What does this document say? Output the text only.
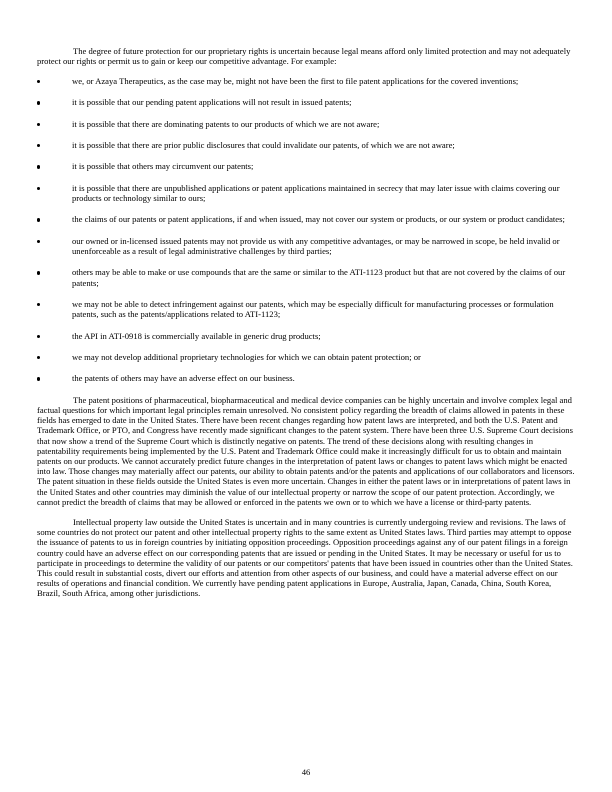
The degree of future protection for our proprietary rights is uncertain because legal means afford only limited protection and may not adequately protect our rights or permit us to gain or keep our competitive advantage. For example:

we, or Azaya Therapeutics, as the case may be, might not have been the first to file patent applications for the covered inventions;
it is possible that our pending patent applications will not result in issued patents;
it is possible that there are dominating patents to our products of which we are not aware;
it is possible that there are prior public disclosures that could invalidate our patents, of which we are not aware;
it is possible that others may circumvent our patents;
it is possible that there are unpublished applications or patent applications maintained in secrecy that may later issue with claims covering our products or technology similar to ours;
the claims of our patents or patent applications, if and when issued, may not cover our system or products, or our system or product candidates;
our owned or in-licensed issued patents may not provide us with any competitive advantages, or may be narrowed in scope, be held invalid or unenforceable as a result of legal administrative challenges by third parties;
others may be able to make or use compounds that are the same or similar to the ATI-1123 product but that are not covered by the claims of our patents;
we may not be able to detect infringement against our patents, which may be especially difficult for manufacturing processes or formulation patents, such as the patents/applications related to ATI-1123;
the API in ATI-0918 is commercially available in generic drug products;
we may not develop additional proprietary technologies for which we can obtain patent protection; or
the patents of others may have an adverse effect on our business.

The patent positions of pharmaceutical, biopharmaceutical and medical device companies can be highly uncertain and involve complex legal and factual questions for which important legal principles remain unresolved. No consistent policy regarding the breadth of claims allowed in patents in these fields has emerged to date in the United States. There have been recent changes regarding how patent laws are interpreted, and both the U.S. Patent and Trademark Office, or PTO, and Congress have recently made significant changes to the patent system. There have been three U.S. Supreme Court decisions that now show a trend of the Supreme Court which is distinctly negative on patents. The trend of these decisions along with resulting changes in patentability requirements being implemented by the U.S. Patent and Trademark Office could make it increasingly difficult for us to obtain and maintain patents on our products. We cannot accurately predict future changes in the interpretation of patent laws or changes to patent laws which might be enacted into law. Those changes may materially affect our patents, our ability to obtain patents and/or the patents and applications of our collaborators and licensors. The patent situation in these fields outside the United States is even more uncertain. Changes in either the patent laws or in interpretations of patent laws in the United States and other countries may diminish the value of our intellectual property or narrow the scope of our patent protection. Accordingly, we cannot predict the breadth of claims that may be allowed or enforced in the patents we own or to which we have a license or third-party patents.

Intellectual property law outside the United States is uncertain and in many countries is currently undergoing review and revisions. The laws of some countries do not protect our patent and other intellectual property rights to the same extent as United States laws. Third parties may attempt to oppose the issuance of patents to us in foreign countries by initiating opposition proceedings. Opposition proceedings against any of our patent filings in a foreign country could have an adverse effect on our corresponding patents that are issued or pending in the United States. It may be necessary or useful for us to participate in proceedings to determine the validity of our patents or our competitors' patents that have been issued in countries other than the United States. This could result in substantial costs, divert our efforts and attention from other aspects of our business, and could have a material adverse effect on our results of operations and financial condition. We currently have pending patent applications in Europe, Australia, Japan, Canada, China, South Korea, Brazil, South Africa, among other jurisdictions.

46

WHAT THE EXERCISE ASKS: Apart from the pictures, the entries above are to be repeated in full and exactly.

TASK SOLUTION:
What does this document say? Output the text only.
The degree of future protection for our proprietary rights is uncertain because legal means afford only limited protection and may not adequately protect our rights or permit us to gain or keep our competitive advantage. For example:

we, or Azaya Therapeutics, as the case may be, might not have been the first to file patent applications for the covered inventions;
it is possible that our pending patent applications will not result in issued patents;
it is possible that there are dominating patents to our products of which we are not aware;
it is possible that there are prior public disclosures that could invalidate our patents, of which we are not aware;
it is possible that others may circumvent our patents;
it is possible that there are unpublished applications or patent applications maintained in secrecy that may later issue with claims covering our products or technology similar to ours;
the claims of our patents or patent applications, if and when issued, may not cover our system or products, or our system or product candidates;
our owned or in-licensed issued patents may not provide us with any competitive advantages, or may be narrowed in scope, be held invalid or unenforceable as a result of legal administrative challenges by third parties;
others may be able to make or use compounds that are the same or similar to the ATI-1123 product but that are not covered by the claims of our patents;
we may not be able to detect infringement against our patents, which may be especially difficult for manufacturing processes or formulation patents, such as the patents/applications related to ATI-1123;
the API in ATI-0918 is commercially available in generic drug products;
we may not develop additional proprietary technologies for which we can obtain patent protection; or
the patents of others may have an adverse effect on our business.

The patent positions of pharmaceutical, biopharmaceutical and medical device companies can be highly uncertain and involve complex legal and factual questions for which important legal principles remain unresolved. No consistent policy regarding the breadth of claims allowed in patents in these fields has emerged to date in the United States. There have been recent changes regarding how patent laws are interpreted, and both the U.S. Patent and Trademark Office, or PTO, and Congress have recently made significant changes to the patent system. There have been three U.S. Supreme Court decisions that now show a trend of the Supreme Court which is distinctly negative on patents. The trend of these decisions along with resulting changes in patentability requirements being implemented by the U.S. Patent and Trademark Office could make it increasingly difficult for us to obtain and maintain patents on our products. We cannot accurately predict future changes in the interpretation of patent laws or changes to patent laws which might be enacted into law. Those changes may materially affect our patents, our ability to obtain patents and/or the patents and applications of our collaborators and licensors. The patent situation in these fields outside the United States is even more uncertain. Changes in either the patent laws or in interpretations of patent laws in the United States and other countries may diminish the value of our intellectual property or narrow the scope of our patent protection. Accordingly, we cannot predict the breadth of claims that may be allowed or enforced in the patents we own or to which we have a license or third-party patents.

Intellectual property law outside the United States is uncertain and in many countries is currently undergoing review and revisions. The laws of some countries do not protect our patent and other intellectual property rights to the same extent as United States laws. Third parties may attempt to oppose the issuance of patents to us in foreign countries by initiating opposition proceedings. Opposition proceedings against any of our patent filings in a foreign country could have an adverse effect on our corresponding patents that are issued or pending in the United States. It may be necessary or useful for us to participate in proceedings to determine the validity of our patents or our competitors' patents that have been issued in countries other than the United States. This could result in substantial costs, divert our efforts and attention from other aspects of our business, and could have a material adverse effect on our results of operations and financial condition. We currently have pending patent applications in Europe, Australia, Japan, Canada, China, South Korea, Brazil, South Africa, among other jurisdictions.

46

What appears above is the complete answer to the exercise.